━━ Extracted material

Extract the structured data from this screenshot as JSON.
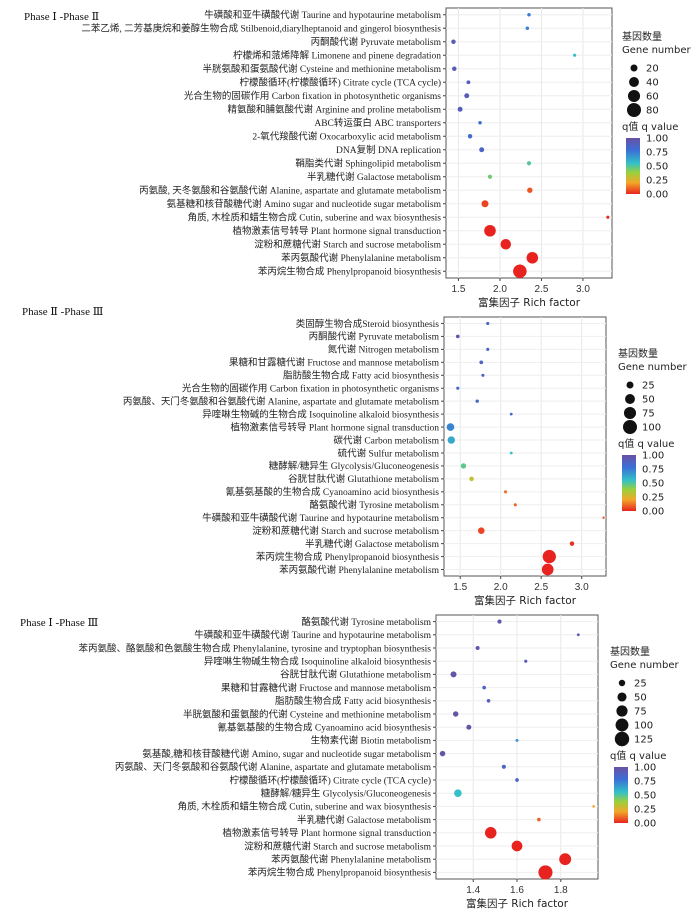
{
  "chart_data": [
    {
      "type": "scatter",
      "title": "Phase Ⅰ -Phase Ⅱ",
      "xlabel": "富集因子 Rich factor",
      "xlim": [
        1.35,
        3.35
      ],
      "xticks": [
        1.5,
        2.0,
        2.5,
        3.0
      ],
      "categories": [
        "牛磺酸和亚牛磺酸代谢 Taurine and hypotaurine metabolism",
        "二苯乙烯, 二芳基庚烷和姜醇生物合成 Stilbenoid,diarylheptanoid and gingerol biosynthesis",
        "丙酮酸代谢 Pyruvate metabolism",
        "柠檬烯和蒎烯降解 Limonene and pinene degradation",
        "半胱氨酸和蛋氨酸代谢 Cysteine and methionine metabolism",
        "柠檬酸循环(柠檬酸循环) Citrate cycle (TCA cycle)",
        "光合生物的固碳作用 Carbon fixation in photosynthetic organisms",
        "精氨酸和脯氨酸代谢 Arginine and proline metabolism",
        "ABC转运蛋白 ABC transporters",
        "2-氧代羧酸代谢 Oxocarboxylic acid metabolism",
        "DNA复制 DNA replication",
        "鞘脂类代谢 Sphingolipid metabolism",
        "半乳糖代谢 Galactose metabolism",
        "丙氨酸, 天冬氨酸和谷氨酸代谢 Alanine, aspartate and glutamate metabolism",
        "氨基糖和核苷酸糖代谢 Amino sugar and nucleotide sugar metabolism",
        "角质, 木栓质和蜡生物合成 Cutin, suberine and wax biosynthesis",
        "植物激素信号转导 Plant hormone signal transduction",
        "淀粉和蔗糖代谢 Starch and sucrose metabolism",
        "苯丙氨酸代谢 Phenylalanine metabolism",
        "苯丙烷生物合成 Phenylpropanoid biosynthesis"
      ],
      "points": [
        {
          "x": 2.35,
          "gene": 5,
          "q": 0.75
        },
        {
          "x": 2.33,
          "gene": 5,
          "q": 0.72
        },
        {
          "x": 1.44,
          "gene": 8,
          "q": 0.92
        },
        {
          "x": 2.9,
          "gene": 4,
          "q": 0.55
        },
        {
          "x": 1.45,
          "gene": 8,
          "q": 0.92
        },
        {
          "x": 1.62,
          "gene": 6,
          "q": 0.9
        },
        {
          "x": 1.6,
          "gene": 10,
          "q": 0.92
        },
        {
          "x": 1.52,
          "gene": 10,
          "q": 0.9
        },
        {
          "x": 1.76,
          "gene": 5,
          "q": 0.78
        },
        {
          "x": 1.64,
          "gene": 8,
          "q": 0.82
        },
        {
          "x": 1.78,
          "gene": 10,
          "q": 0.85
        },
        {
          "x": 2.35,
          "gene": 7,
          "q": 0.5
        },
        {
          "x": 1.88,
          "gene": 7,
          "q": 0.45
        },
        {
          "x": 2.36,
          "gene": 12,
          "q": 0.08
        },
        {
          "x": 1.82,
          "gene": 20,
          "q": 0.05
        },
        {
          "x": 3.3,
          "gene": 4,
          "q": 0.02
        },
        {
          "x": 1.88,
          "gene": 55,
          "q": 0.0
        },
        {
          "x": 2.07,
          "gene": 45,
          "q": 0.0
        },
        {
          "x": 2.39,
          "gene": 55,
          "q": 0.0
        },
        {
          "x": 2.24,
          "gene": 75,
          "q": 0.0
        }
      ],
      "legend": {
        "size_title": [
          "基因数量",
          "Gene number"
        ],
        "size_values": [
          20,
          40,
          60,
          80
        ],
        "color_title": "q值 q value",
        "color_ticks": [
          "1.00",
          "0.75",
          "0.50",
          "0.25",
          "0.00"
        ]
      }
    },
    {
      "type": "scatter",
      "title": "Phase Ⅱ -Phase Ⅲ",
      "xlabel": "富集因子 Rich factor",
      "xlim": [
        1.3,
        3.3
      ],
      "xticks": [
        1.5,
        2.0,
        2.5,
        3.0
      ],
      "categories": [
        "类固醇生物合成Steroid biosynthesis",
        "丙酮酸代谢 Pyruvate metabolism",
        "氮代谢 Nitrogen metabolism",
        "果糖和甘露糖代谢 Fructose and mannose metabolism",
        "脂肪酸生物合成 Fatty acid biosynthesis",
        "光合生物的固碳作用 Carbon fixation in photosynthetic organisms",
        "丙氨酸、天门冬氨酸和谷氨酸代谢 Alanine, aspartate and glutamate metabolism",
        "异喹啉生物碱的生物合成 Isoquinoline alkaloid biosynthesis",
        "植物激素信号转导 Plant hormone signal transduction",
        "碳代谢 Carbon metabolism",
        "硫代谢 Sulfur metabolism",
        "糖酵解/糖异生 Glycolysis/Gluconeogenesis",
        "谷胱甘肽代谢 Glutathione metabolism",
        "氰基氨基酸的生物合成 Cyanoamino acid biosynthesis",
        "酪氨酸代谢 Tyrosine metabolism",
        "牛磺酸和亚牛磺酸代谢 Taurine and hypotaurine metabolism",
        "淀粉和蔗糖代谢 Starch and sucrose metabolism",
        "半乳糖代谢 Galactose metabolism",
        "苯丙烷生物合成 Phenylpropanoid biosynthesis",
        "苯丙氨酸代谢 Phenylalanine metabolism"
      ],
      "points": [
        {
          "x": 1.84,
          "gene": 5,
          "q": 0.85
        },
        {
          "x": 1.47,
          "gene": 7,
          "q": 0.95
        },
        {
          "x": 1.84,
          "gene": 5,
          "q": 0.85
        },
        {
          "x": 1.76,
          "gene": 7,
          "q": 0.85
        },
        {
          "x": 1.78,
          "gene": 5,
          "q": 0.85
        },
        {
          "x": 1.47,
          "gene": 5,
          "q": 0.85
        },
        {
          "x": 1.71,
          "gene": 6,
          "q": 0.85
        },
        {
          "x": 2.13,
          "gene": 4,
          "q": 0.8
        },
        {
          "x": 1.38,
          "gene": 30,
          "q": 0.72
        },
        {
          "x": 1.39,
          "gene": 28,
          "q": 0.62
        },
        {
          "x": 2.13,
          "gene": 4,
          "q": 0.55
        },
        {
          "x": 1.54,
          "gene": 15,
          "q": 0.48
        },
        {
          "x": 1.64,
          "gene": 10,
          "q": 0.3
        },
        {
          "x": 2.06,
          "gene": 5,
          "q": 0.12
        },
        {
          "x": 2.18,
          "gene": 5,
          "q": 0.1
        },
        {
          "x": 3.27,
          "gene": 3,
          "q": 0.08
        },
        {
          "x": 1.76,
          "gene": 22,
          "q": 0.05
        },
        {
          "x": 2.88,
          "gene": 10,
          "q": 0.02
        },
        {
          "x": 2.6,
          "gene": 90,
          "q": 0.0
        },
        {
          "x": 2.58,
          "gene": 70,
          "q": 0.0
        }
      ],
      "legend": {
        "size_title": [
          "基因数量",
          "Gene number"
        ],
        "size_values": [
          25,
          50,
          75,
          100
        ],
        "color_title": "q值 q value",
        "color_ticks": [
          "1.00",
          "0.75",
          "0.50",
          "0.25",
          "0.00"
        ]
      }
    },
    {
      "type": "scatter",
      "title": "Phase Ⅰ -Phase Ⅲ",
      "xlabel": "富集因子 Rich factor",
      "xlim": [
        1.23,
        1.97
      ],
      "xticks": [
        1.4,
        1.6,
        1.8
      ],
      "categories": [
        "酪氨酸代谢 Tyrosine metabolism",
        "牛磺酸和亚牛磺酸代谢 Taurine and hypotaurine metabolism",
        "苯丙氨酸、酪氨酸和色氨酸生物合成 Phenylalanine, tyrosine and tryptophan biosynthesis",
        "异喹啉生物碱生物合成 Isoquinoline alkaloid biosynthesis",
        "谷胱甘肽代谢 Glutathione metabolism",
        "果糖和甘露糖代谢 Fructose and mannose metabolism",
        "脂肪酸生物合成 Fatty acid biosynthesis",
        "半胱氨酸和蛋氨酸的代谢 Cysteine and methionine metabolism",
        "氰基氨基酸的生物合成 Cyanoamino acid biosynthesis",
        "生物素代谢 Biotin metabolism",
        "氨基酸,糖和核苷酸糖代谢 Amino, sugar and nucleotide sugar metabolism",
        "丙氨酸、天门冬氨酸和谷氨酸代谢 Alanine, aspartate and glutamate metabolism",
        "柠檬酸循环(柠檬酸循环) Citrate cycle (TCA cycle)",
        "糖酵解/糖异生 Glycolysis/Gluconeogenesis",
        "角质, 木栓质和蜡生物合成 Cutin, suberine and wax biosynthesis",
        "半乳糖代谢 Galactose metabolism",
        "植物激素信号转导 Plant hormone signal transduction",
        "淀粉和蔗糖代谢 Starch and sucrose metabolism",
        "苯丙氨酸代谢 Phenylalanine metabolism",
        "苯丙烷生物合成 Phenylpropanoid biosynthesis"
      ],
      "points": [
        {
          "x": 1.52,
          "gene": 10,
          "q": 0.95
        },
        {
          "x": 1.88,
          "gene": 5,
          "q": 0.92
        },
        {
          "x": 1.42,
          "gene": 10,
          "q": 0.95
        },
        {
          "x": 1.64,
          "gene": 6,
          "q": 0.92
        },
        {
          "x": 1.31,
          "gene": 22,
          "q": 0.98
        },
        {
          "x": 1.45,
          "gene": 8,
          "q": 0.85
        },
        {
          "x": 1.47,
          "gene": 8,
          "q": 0.9
        },
        {
          "x": 1.32,
          "gene": 18,
          "q": 0.98
        },
        {
          "x": 1.38,
          "gene": 15,
          "q": 0.98
        },
        {
          "x": 1.6,
          "gene": 5,
          "q": 0.7
        },
        {
          "x": 1.26,
          "gene": 18,
          "q": 0.98
        },
        {
          "x": 1.54,
          "gene": 10,
          "q": 0.85
        },
        {
          "x": 1.6,
          "gene": 8,
          "q": 0.85
        },
        {
          "x": 1.33,
          "gene": 35,
          "q": 0.55
        },
        {
          "x": 1.95,
          "gene": 4,
          "q": 0.2
        },
        {
          "x": 1.7,
          "gene": 8,
          "q": 0.1
        },
        {
          "x": 1.48,
          "gene": 80,
          "q": 0.0
        },
        {
          "x": 1.6,
          "gene": 70,
          "q": 0.0
        },
        {
          "x": 1.82,
          "gene": 85,
          "q": 0.0
        },
        {
          "x": 1.73,
          "gene": 120,
          "q": 0.0
        }
      ],
      "legend": {
        "size_title": [
          "基因数量",
          "Gene number"
        ],
        "size_values": [
          25,
          50,
          75,
          100,
          125
        ],
        "color_title": "q值 q value",
        "color_ticks": [
          "1.00",
          "0.75",
          "0.50",
          "0.25",
          "0.00"
        ]
      }
    }
  ]
}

━━━━

▶ _Required work_
Tally the lines of the data that contain the string "Isoquinoline" and report the total alone.

▶ _Exercise output_
2